TASK STATEMENT ▸ Give back the entire listing verbatim.

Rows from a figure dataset
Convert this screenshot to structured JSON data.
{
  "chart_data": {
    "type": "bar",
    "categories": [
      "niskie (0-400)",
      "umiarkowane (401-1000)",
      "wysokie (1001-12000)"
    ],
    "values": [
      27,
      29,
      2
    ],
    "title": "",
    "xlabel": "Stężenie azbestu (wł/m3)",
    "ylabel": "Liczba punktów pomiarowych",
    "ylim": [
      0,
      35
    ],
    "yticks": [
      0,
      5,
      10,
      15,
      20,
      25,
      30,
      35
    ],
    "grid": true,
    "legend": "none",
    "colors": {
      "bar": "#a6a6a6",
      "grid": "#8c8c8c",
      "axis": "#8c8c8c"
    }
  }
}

FULL RESPONSE ▸
Convert this screenshot to structured JSON data.
{
  "chart_data": {
    "type": "bar",
    "categories": [
      "niskie (0-400)",
      "umiarkowane (401-1000)",
      "wysokie (1001-12000)"
    ],
    "values": [
      27,
      29,
      2
    ],
    "title": "",
    "xlabel": "Stężenie azbestu (wł/m3)",
    "ylabel": "Liczba punktów pomiarowych",
    "ylim": [
      0,
      35
    ],
    "yticks": [
      0,
      5,
      10,
      15,
      20,
      25,
      30,
      35
    ],
    "grid": true,
    "legend": "none",
    "colors": {
      "bar": "#a6a6a6",
      "grid": "#8c8c8c",
      "axis": "#8c8c8c"
    }
  }
}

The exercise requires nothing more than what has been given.